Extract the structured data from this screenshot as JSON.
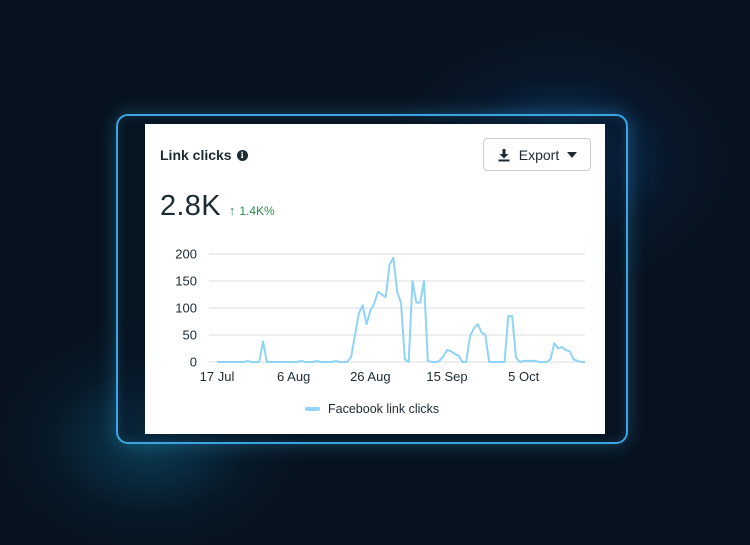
{
  "card": {
    "title": "Link clicks",
    "info_icon": "info-icon",
    "export_label": "Export",
    "export_icon": "download-icon",
    "dropdown_icon": "caret-down-icon"
  },
  "metric": {
    "value": "2.8K",
    "change": "1.4K%",
    "change_icon": "arrow-up-icon",
    "change_color": "#2e8c4a"
  },
  "legend": {
    "label": "Facebook link clicks",
    "color": "#8fd4f7"
  },
  "chart_data": {
    "type": "line",
    "title": "",
    "xlabel": "",
    "ylabel": "",
    "ylim": [
      0,
      200
    ],
    "yticks": [
      "0",
      "50",
      "100",
      "150",
      "200"
    ],
    "xticks": [
      "17 Jul",
      "6 Aug",
      "26 Aug",
      "15 Sep",
      "5 Oct"
    ],
    "xtick_day_index": [
      0,
      20,
      40,
      60,
      80
    ],
    "grid": true,
    "legend_position": "bottom-center",
    "series": [
      {
        "name": "Facebook link clicks",
        "color": "#8fd4f7",
        "values": [
          0,
          0,
          0,
          0,
          0,
          0,
          0,
          0,
          2,
          0,
          0,
          0,
          38,
          0,
          0,
          0,
          0,
          0,
          0,
          0,
          0,
          0,
          2,
          0,
          0,
          0,
          2,
          0,
          0,
          0,
          0,
          2,
          0,
          0,
          0,
          10,
          50,
          90,
          105,
          70,
          95,
          108,
          130,
          125,
          120,
          180,
          193,
          130,
          110,
          5,
          0,
          150,
          110,
          110,
          150,
          2,
          0,
          0,
          2,
          10,
          22,
          20,
          15,
          12,
          0,
          0,
          48,
          62,
          70,
          55,
          50,
          0,
          0,
          0,
          0,
          0,
          85,
          85,
          8,
          0,
          2,
          2,
          2,
          2,
          0,
          0,
          0,
          5,
          35,
          25,
          28,
          22,
          20,
          5,
          2,
          0,
          0
        ]
      }
    ]
  }
}
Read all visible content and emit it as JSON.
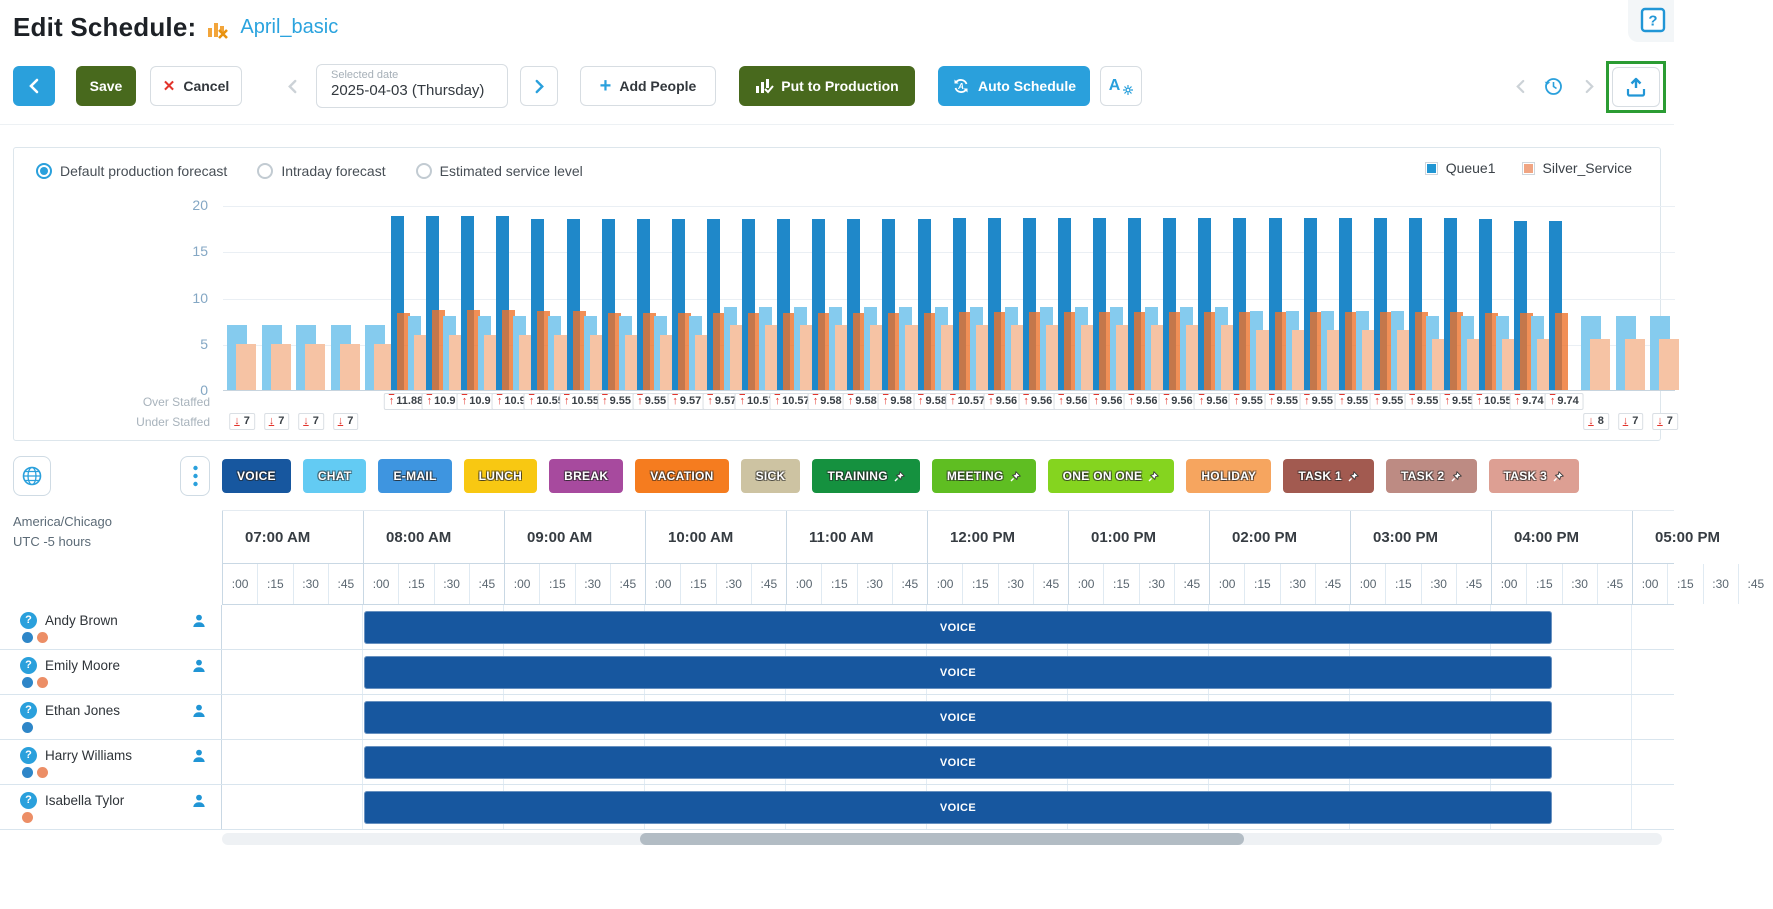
{
  "colors": {
    "accent_blue": "#2aa0dc",
    "link_blue": "#29a3dd",
    "dark_green": "#48691d",
    "red": "#e2342c",
    "voice_bar": "#17579f"
  },
  "header": {
    "title": "Edit Schedule:",
    "schedule_name": "April_basic",
    "help": "?"
  },
  "toolbar": {
    "save": "Save",
    "cancel": "Cancel",
    "cancel_x": "✕",
    "date_label": "Selected date",
    "date_value": "2025-04-03 (Thursday)",
    "add_people": "Add People",
    "put_to_production": "Put to Production",
    "auto_schedule": "Auto Schedule",
    "font_settings_letter": "A"
  },
  "forecast": {
    "options": [
      {
        "label": "Default production forecast",
        "selected": true
      },
      {
        "label": "Intraday forecast",
        "selected": false
      },
      {
        "label": "Estimated service level",
        "selected": false
      }
    ],
    "legend": [
      {
        "label": "Queue1",
        "color": "#2196d3"
      },
      {
        "label": "Silver_Service",
        "color": "#f0a583"
      }
    ]
  },
  "chart_data": {
    "type": "bar",
    "yticks": [
      0,
      5,
      10,
      15,
      20
    ],
    "ylim": [
      0,
      20
    ],
    "legend_position": "top-right",
    "series": [
      {
        "name": "Queue1",
        "color": "#1f88c9",
        "color_light": "#85cbee"
      },
      {
        "name": "Silver_Service",
        "color": "#ee732c",
        "color_light": "#f6c3a4"
      }
    ],
    "over_staffed_label": "Over Staffed",
    "under_staffed_label": "Under Staffed",
    "under_staffed_left": [
      7,
      7,
      7,
      7
    ],
    "under_staffed_right": [
      8,
      7,
      7
    ],
    "over_staffed": [
      11.88,
      10.9,
      10.9,
      10.9,
      10.55,
      10.55,
      9.55,
      9.55,
      9.57,
      9.57,
      10.57,
      10.57,
      9.58,
      9.58,
      9.58,
      9.58,
      10.57,
      9.56,
      9.56,
      9.56,
      9.56,
      9.56,
      9.56,
      9.56,
      9.55,
      9.55,
      9.55,
      9.55,
      9.55,
      9.55,
      9.55,
      10.55,
      9.74,
      9.74
    ],
    "low_slots_left": {
      "queue1": [
        7,
        7,
        7,
        7,
        7
      ],
      "silver": [
        5,
        5,
        5,
        5,
        5
      ]
    },
    "low_slots_right": {
      "queue1": [
        8,
        8,
        8
      ],
      "silver": [
        5.5,
        5.5,
        5.5
      ]
    },
    "high_slots": {
      "queue1_tall": [
        18.8,
        18.8,
        18.8,
        18.8,
        18.5,
        18.5,
        18.5,
        18.5,
        18.5,
        18.5,
        18.5,
        18.5,
        18.5,
        18.5,
        18.5,
        18.5,
        18.6,
        18.6,
        18.6,
        18.6,
        18.6,
        18.6,
        18.6,
        18.6,
        18.6,
        18.6,
        18.6,
        18.6,
        18.6,
        18.6,
        18.6,
        18.5,
        18.3,
        18.3
      ],
      "silver": [
        8.3,
        8.6,
        8.6,
        8.6,
        8.5,
        8.5,
        8.3,
        8.3,
        8.3,
        8.3,
        8.3,
        8.3,
        8.3,
        8.3,
        8.3,
        8.3,
        8.4,
        8.4,
        8.4,
        8.4,
        8.4,
        8.4,
        8.4,
        8.4,
        8.4,
        8.4,
        8.4,
        8.4,
        8.4,
        8.4,
        8.4,
        8.3,
        8.3,
        8.3
      ],
      "queue1_mid": [
        8,
        8,
        8,
        8,
        8,
        8,
        8,
        8,
        8,
        9,
        9,
        9,
        9,
        9,
        9,
        9,
        9,
        9,
        9,
        9,
        9,
        9,
        9,
        9,
        8.5,
        8.5,
        8.5,
        8.5,
        8.5,
        8,
        8,
        8,
        8
      ],
      "silver_mid": [
        6,
        6,
        6,
        6,
        6,
        6,
        6,
        6,
        6,
        7,
        7,
        7,
        7,
        7,
        7,
        7,
        7,
        7,
        7,
        7,
        7,
        7,
        7,
        7,
        6.5,
        6.5,
        6.5,
        6.5,
        6.5,
        5.5,
        5.5,
        5.5,
        5.5
      ]
    }
  },
  "activities": [
    {
      "label": "VOICE",
      "color": "#17579f",
      "pinned": false
    },
    {
      "label": "CHAT",
      "color": "#63cbf3",
      "pinned": false
    },
    {
      "label": "E-MAIL",
      "color": "#3e95e0",
      "pinned": false
    },
    {
      "label": "LUNCH",
      "color": "#f8c812",
      "pinned": false
    },
    {
      "label": "BREAK",
      "color": "#a74a9e",
      "pinned": false
    },
    {
      "label": "VACATION",
      "color": "#f57c1f",
      "pinned": false
    },
    {
      "label": "SICK",
      "color": "#cdc3a2",
      "pinned": false
    },
    {
      "label": "TRAINING",
      "color": "#15913f",
      "pinned": true
    },
    {
      "label": "MEETING",
      "color": "#5fbe22",
      "pinned": true
    },
    {
      "label": "ONE ON ONE",
      "color": "#85d41f",
      "pinned": true
    },
    {
      "label": "HOLIDAY",
      "color": "#f6a55f",
      "pinned": false
    },
    {
      "label": "TASK 1",
      "color": "#a25a50",
      "pinned": true
    },
    {
      "label": "TASK 2",
      "color": "#bd8b83",
      "pinned": true
    },
    {
      "label": "TASK 3",
      "color": "#dd9f93",
      "pinned": true
    }
  ],
  "timezone": {
    "region": "America/Chicago",
    "offset": "UTC -5 hours"
  },
  "timeline": {
    "hours": [
      "07:00 AM",
      "08:00 AM",
      "09:00 AM",
      "10:00 AM",
      "11:00 AM",
      "12:00 PM",
      "01:00 PM",
      "02:00 PM",
      "03:00 PM",
      "04:00 PM",
      "05:00 PM"
    ],
    "quarters": [
      ":00",
      ":15",
      ":30",
      ":45"
    ]
  },
  "schedule": {
    "rows": [
      {
        "name": "Andy Brown",
        "dots": [
          "blue",
          "orange"
        ],
        "shift_label": "VOICE"
      },
      {
        "name": "Emily Moore",
        "dots": [
          "blue",
          "orange"
        ],
        "shift_label": "VOICE"
      },
      {
        "name": "Ethan Jones",
        "dots": [
          "blue"
        ],
        "shift_label": "VOICE"
      },
      {
        "name": "Harry Williams",
        "dots": [
          "blue",
          "orange"
        ],
        "shift_label": "VOICE"
      },
      {
        "name": "Isabella Tylor",
        "dots": [
          "orange"
        ],
        "shift_label": "VOICE"
      }
    ]
  }
}
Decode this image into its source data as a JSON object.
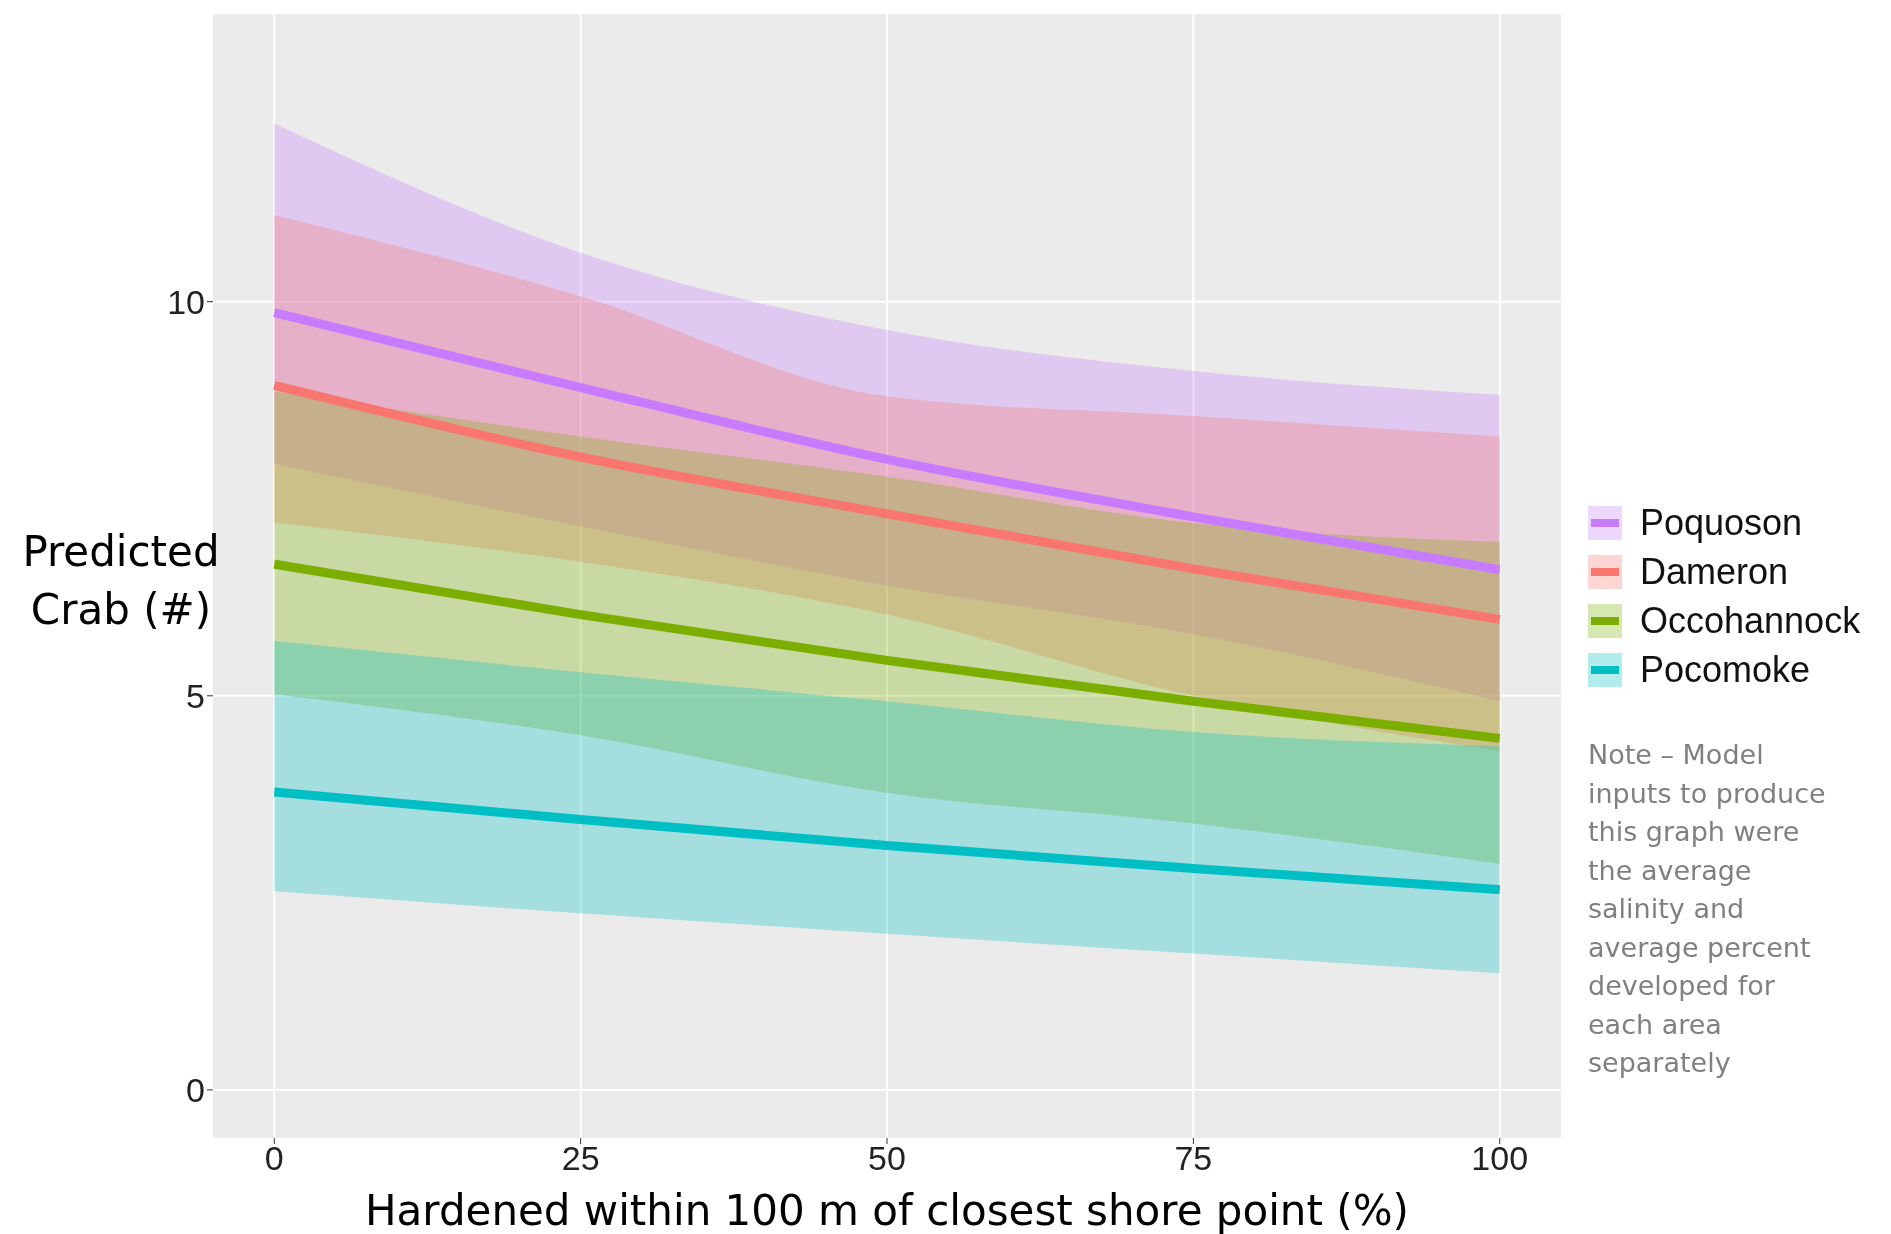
{
  "chart_data": {
    "type": "line",
    "xlabel": "Hardened within 100 m of closest shore point (%)",
    "ylabel": "Predicted Crab (#)",
    "x": [
      0,
      25,
      50,
      75,
      100
    ],
    "series": [
      {
        "name": "Poquoson",
        "color": "#c77cff",
        "values": [
          9.86,
          8.91,
          8.0,
          7.27,
          6.6
        ],
        "lower": [
          7.94,
          7.15,
          6.4,
          5.78,
          4.93
        ],
        "upper": [
          12.26,
          10.62,
          9.64,
          9.12,
          8.82
        ]
      },
      {
        "name": "Dameron",
        "color": "#f8766d",
        "values": [
          8.94,
          8.03,
          7.31,
          6.61,
          5.97
        ],
        "lower": [
          7.2,
          6.7,
          6.03,
          5.0,
          4.3
        ],
        "upper": [
          11.1,
          10.07,
          8.8,
          8.55,
          8.29
        ]
      },
      {
        "name": "Occohannock",
        "color": "#7cae00",
        "values": [
          6.67,
          6.03,
          5.45,
          4.93,
          4.46
        ],
        "lower": [
          5.02,
          4.5,
          3.77,
          3.38,
          2.87
        ],
        "upper": [
          8.86,
          8.29,
          7.78,
          7.19,
          6.95
        ]
      },
      {
        "name": "Pocomoke",
        "color": "#00bfc4",
        "values": [
          3.78,
          3.43,
          3.1,
          2.81,
          2.54
        ],
        "lower": [
          2.52,
          2.24,
          1.98,
          1.73,
          1.48
        ],
        "upper": [
          5.7,
          5.3,
          4.93,
          4.54,
          4.36
        ]
      }
    ],
    "xlim": [
      -5,
      105
    ],
    "xticks": [
      0,
      25,
      50,
      75,
      100
    ],
    "ylim": [
      -0.61,
      13.65
    ],
    "yticks": [
      0,
      5,
      10
    ],
    "grid": true,
    "legend": "right",
    "marker": "none",
    "line_style": "solid",
    "annotations": [
      "Note – Model inputs to produce this graph were the average salinity and average percent developed for each area separately"
    ]
  }
}
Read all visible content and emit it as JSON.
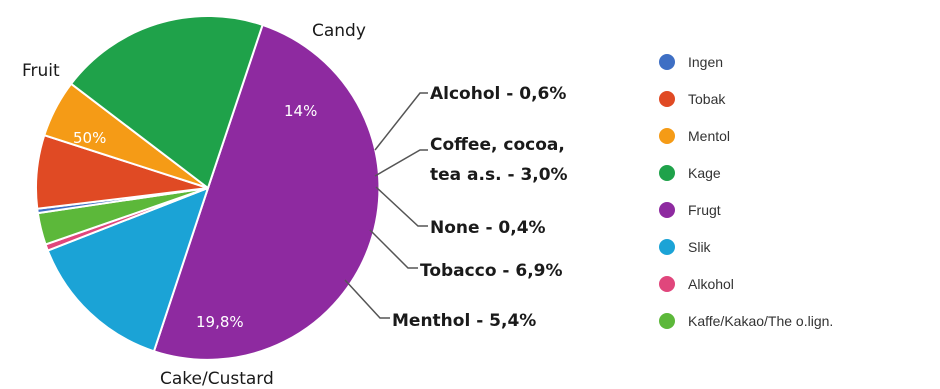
{
  "chart_data": {
    "type": "pie",
    "slices": [
      {
        "label": "Fruit",
        "value": 50.0,
        "pct_label": "50%",
        "color": "#8e2aa0"
      },
      {
        "label": "Candy",
        "value": 14.0,
        "pct_label": "14%",
        "color": "#1ba3d6"
      },
      {
        "label": "Alcohol - 0,6%",
        "value": 0.6,
        "pct_label": "",
        "color": "#e0467c"
      },
      {
        "label": "Coffee, cocoa,",
        "label2": "tea a.s. - 3,0%",
        "value": 3.0,
        "pct_label": "",
        "color": "#5cb83a"
      },
      {
        "label": "None - 0,4%",
        "value": 0.4,
        "pct_label": "",
        "color": "#3e6fc4"
      },
      {
        "label": "Tobacco - 6,9%",
        "value": 6.9,
        "pct_label": "",
        "color": "#e04a24"
      },
      {
        "label": "Menthol - 5,4%",
        "value": 5.4,
        "pct_label": "",
        "color": "#f59b16"
      },
      {
        "label": "Cake/Custard",
        "value": 19.8,
        "pct_label": "19,8%",
        "color": "#1fa24a"
      }
    ],
    "legend": {
      "position": "right",
      "entries": [
        {
          "name": "Ingen",
          "color": "#3e6fc4"
        },
        {
          "name": "Tobak",
          "color": "#e04a24"
        },
        {
          "name": "Mentol",
          "color": "#f59b16"
        },
        {
          "name": "Kage",
          "color": "#1fa24a"
        },
        {
          "name": "Frugt",
          "color": "#8e2aa0"
        },
        {
          "name": "Slik",
          "color": "#1ba3d6"
        },
        {
          "name": "Alkohol",
          "color": "#e0467c"
        },
        {
          "name": "Kaffe/Kakao/The o.lign.",
          "color": "#5cb83a"
        }
      ]
    }
  }
}
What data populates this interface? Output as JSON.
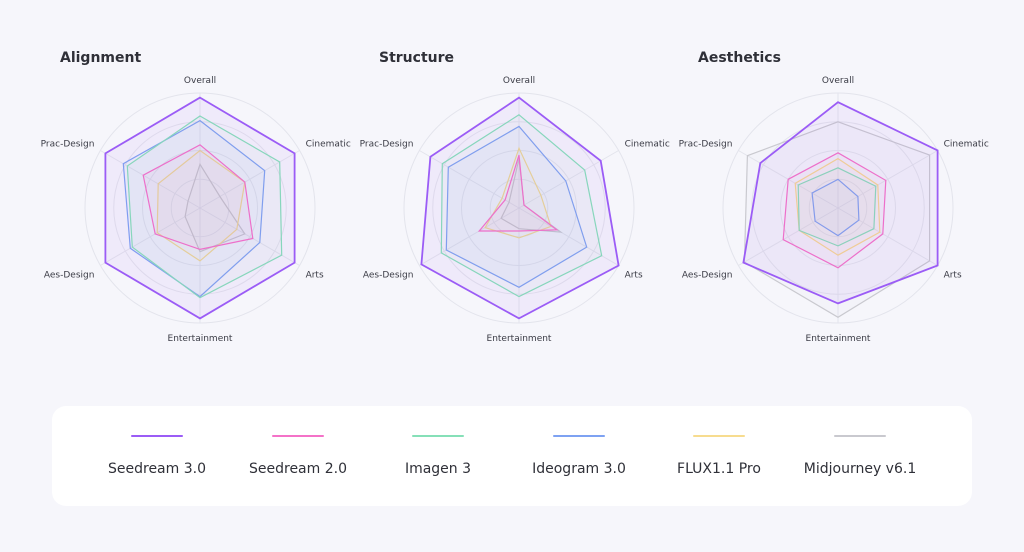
○ ○ ○ ○ ○ ○ ○
_PROBLEM_: Using the records above, copy every line that has the word "JSON" in it.

_EXPECTED ANSWER_:
Extract the structured data from this screenshot as JSON.
Read all visible content and emit it as JSON.
Decode this image into its source data as a JSON object.
Read all visible content and emit it as JSON.
What data populates this interface? Output as JSON.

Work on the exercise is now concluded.